Records from a data source:
((
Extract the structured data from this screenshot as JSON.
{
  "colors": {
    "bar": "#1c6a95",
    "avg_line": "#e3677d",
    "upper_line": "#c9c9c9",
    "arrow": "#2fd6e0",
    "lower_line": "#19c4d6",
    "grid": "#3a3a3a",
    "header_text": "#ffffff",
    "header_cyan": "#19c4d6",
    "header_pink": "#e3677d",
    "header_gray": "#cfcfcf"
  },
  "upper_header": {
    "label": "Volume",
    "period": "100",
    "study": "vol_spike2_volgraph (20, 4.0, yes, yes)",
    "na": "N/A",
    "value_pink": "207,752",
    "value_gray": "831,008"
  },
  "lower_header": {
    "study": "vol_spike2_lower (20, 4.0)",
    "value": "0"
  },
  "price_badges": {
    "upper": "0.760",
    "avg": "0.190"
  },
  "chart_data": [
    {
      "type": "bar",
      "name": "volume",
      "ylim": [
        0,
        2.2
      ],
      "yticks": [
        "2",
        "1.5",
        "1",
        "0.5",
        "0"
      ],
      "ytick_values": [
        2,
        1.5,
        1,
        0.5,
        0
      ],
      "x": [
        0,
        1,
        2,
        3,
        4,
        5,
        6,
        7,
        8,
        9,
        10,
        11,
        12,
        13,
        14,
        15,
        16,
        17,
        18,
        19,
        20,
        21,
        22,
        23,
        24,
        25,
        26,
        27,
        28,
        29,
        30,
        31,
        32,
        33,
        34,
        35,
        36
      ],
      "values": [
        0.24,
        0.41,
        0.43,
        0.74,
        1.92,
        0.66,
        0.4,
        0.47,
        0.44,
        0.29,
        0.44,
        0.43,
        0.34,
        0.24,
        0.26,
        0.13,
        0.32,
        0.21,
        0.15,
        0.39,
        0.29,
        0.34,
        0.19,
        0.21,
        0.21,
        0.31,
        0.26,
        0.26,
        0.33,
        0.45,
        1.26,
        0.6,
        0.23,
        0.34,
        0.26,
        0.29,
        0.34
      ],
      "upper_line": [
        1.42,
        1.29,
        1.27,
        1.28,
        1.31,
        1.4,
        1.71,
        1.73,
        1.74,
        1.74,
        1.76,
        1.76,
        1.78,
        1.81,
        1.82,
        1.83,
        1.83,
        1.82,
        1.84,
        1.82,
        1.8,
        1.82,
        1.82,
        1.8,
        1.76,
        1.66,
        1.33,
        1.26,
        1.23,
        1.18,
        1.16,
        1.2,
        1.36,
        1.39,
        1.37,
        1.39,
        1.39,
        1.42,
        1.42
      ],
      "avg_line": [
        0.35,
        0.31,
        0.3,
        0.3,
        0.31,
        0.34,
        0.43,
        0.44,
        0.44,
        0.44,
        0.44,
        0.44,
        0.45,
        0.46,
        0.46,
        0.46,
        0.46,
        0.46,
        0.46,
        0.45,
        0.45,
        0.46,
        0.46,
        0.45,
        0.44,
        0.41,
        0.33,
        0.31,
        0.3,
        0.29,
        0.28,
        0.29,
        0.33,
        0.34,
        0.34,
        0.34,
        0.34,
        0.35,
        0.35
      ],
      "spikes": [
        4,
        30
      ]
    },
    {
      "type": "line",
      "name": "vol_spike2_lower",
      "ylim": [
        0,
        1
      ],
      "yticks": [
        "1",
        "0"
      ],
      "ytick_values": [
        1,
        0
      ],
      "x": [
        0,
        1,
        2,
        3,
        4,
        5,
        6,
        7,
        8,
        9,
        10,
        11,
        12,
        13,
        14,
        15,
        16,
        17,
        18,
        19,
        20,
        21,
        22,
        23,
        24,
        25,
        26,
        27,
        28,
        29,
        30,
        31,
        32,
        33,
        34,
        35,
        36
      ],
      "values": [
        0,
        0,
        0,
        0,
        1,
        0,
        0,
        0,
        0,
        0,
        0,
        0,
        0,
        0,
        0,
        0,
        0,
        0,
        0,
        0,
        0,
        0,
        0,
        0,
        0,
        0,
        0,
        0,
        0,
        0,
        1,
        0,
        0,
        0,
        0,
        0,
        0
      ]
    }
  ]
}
))
Retype all of the data shown above, word for word.

Extract the structured data from this screenshot as JSON.
{
  "colors": {
    "bar": "#1c6a95",
    "avg_line": "#e3677d",
    "upper_line": "#c9c9c9",
    "arrow": "#2fd6e0",
    "lower_line": "#19c4d6",
    "grid": "#3a3a3a",
    "header_text": "#ffffff",
    "header_cyan": "#19c4d6",
    "header_pink": "#e3677d",
    "header_gray": "#cfcfcf"
  },
  "upper_header": {
    "label": "Volume",
    "period": "100",
    "study": "vol_spike2_volgraph (20, 4.0, yes, yes)",
    "na": "N/A",
    "value_pink": "207,752",
    "value_gray": "831,008"
  },
  "lower_header": {
    "study": "vol_spike2_lower (20, 4.0)",
    "value": "0"
  },
  "price_badges": {
    "upper": "0.760",
    "avg": "0.190"
  },
  "chart_data": [
    {
      "type": "bar",
      "name": "volume",
      "ylim": [
        0,
        2.2
      ],
      "yticks": [
        "2",
        "1.5",
        "1",
        "0.5",
        "0"
      ],
      "ytick_values": [
        2,
        1.5,
        1,
        0.5,
        0
      ],
      "x": [
        0,
        1,
        2,
        3,
        4,
        5,
        6,
        7,
        8,
        9,
        10,
        11,
        12,
        13,
        14,
        15,
        16,
        17,
        18,
        19,
        20,
        21,
        22,
        23,
        24,
        25,
        26,
        27,
        28,
        29,
        30,
        31,
        32,
        33,
        34,
        35,
        36
      ],
      "values": [
        0.24,
        0.41,
        0.43,
        0.74,
        1.92,
        0.66,
        0.4,
        0.47,
        0.44,
        0.29,
        0.44,
        0.43,
        0.34,
        0.24,
        0.26,
        0.13,
        0.32,
        0.21,
        0.15,
        0.39,
        0.29,
        0.34,
        0.19,
        0.21,
        0.21,
        0.31,
        0.26,
        0.26,
        0.33,
        0.45,
        1.26,
        0.6,
        0.23,
        0.34,
        0.26,
        0.29,
        0.34
      ],
      "upper_line": [
        1.42,
        1.29,
        1.27,
        1.28,
        1.31,
        1.4,
        1.71,
        1.73,
        1.74,
        1.74,
        1.76,
        1.76,
        1.78,
        1.81,
        1.82,
        1.83,
        1.83,
        1.82,
        1.84,
        1.82,
        1.8,
        1.82,
        1.82,
        1.8,
        1.76,
        1.66,
        1.33,
        1.26,
        1.23,
        1.18,
        1.16,
        1.2,
        1.36,
        1.39,
        1.37,
        1.39,
        1.39,
        1.42,
        1.42
      ],
      "avg_line": [
        0.35,
        0.31,
        0.3,
        0.3,
        0.31,
        0.34,
        0.43,
        0.44,
        0.44,
        0.44,
        0.44,
        0.44,
        0.45,
        0.46,
        0.46,
        0.46,
        0.46,
        0.46,
        0.46,
        0.45,
        0.45,
        0.46,
        0.46,
        0.45,
        0.44,
        0.41,
        0.33,
        0.31,
        0.3,
        0.29,
        0.28,
        0.29,
        0.33,
        0.34,
        0.34,
        0.34,
        0.34,
        0.35,
        0.35
      ],
      "spikes": [
        4,
        30
      ]
    },
    {
      "type": "line",
      "name": "vol_spike2_lower",
      "ylim": [
        0,
        1
      ],
      "yticks": [
        "1",
        "0"
      ],
      "ytick_values": [
        1,
        0
      ],
      "x": [
        0,
        1,
        2,
        3,
        4,
        5,
        6,
        7,
        8,
        9,
        10,
        11,
        12,
        13,
        14,
        15,
        16,
        17,
        18,
        19,
        20,
        21,
        22,
        23,
        24,
        25,
        26,
        27,
        28,
        29,
        30,
        31,
        32,
        33,
        34,
        35,
        36
      ],
      "values": [
        0,
        0,
        0,
        0,
        1,
        0,
        0,
        0,
        0,
        0,
        0,
        0,
        0,
        0,
        0,
        0,
        0,
        0,
        0,
        0,
        0,
        0,
        0,
        0,
        0,
        0,
        0,
        0,
        0,
        0,
        1,
        0,
        0,
        0,
        0,
        0,
        0
      ]
    }
  ]
}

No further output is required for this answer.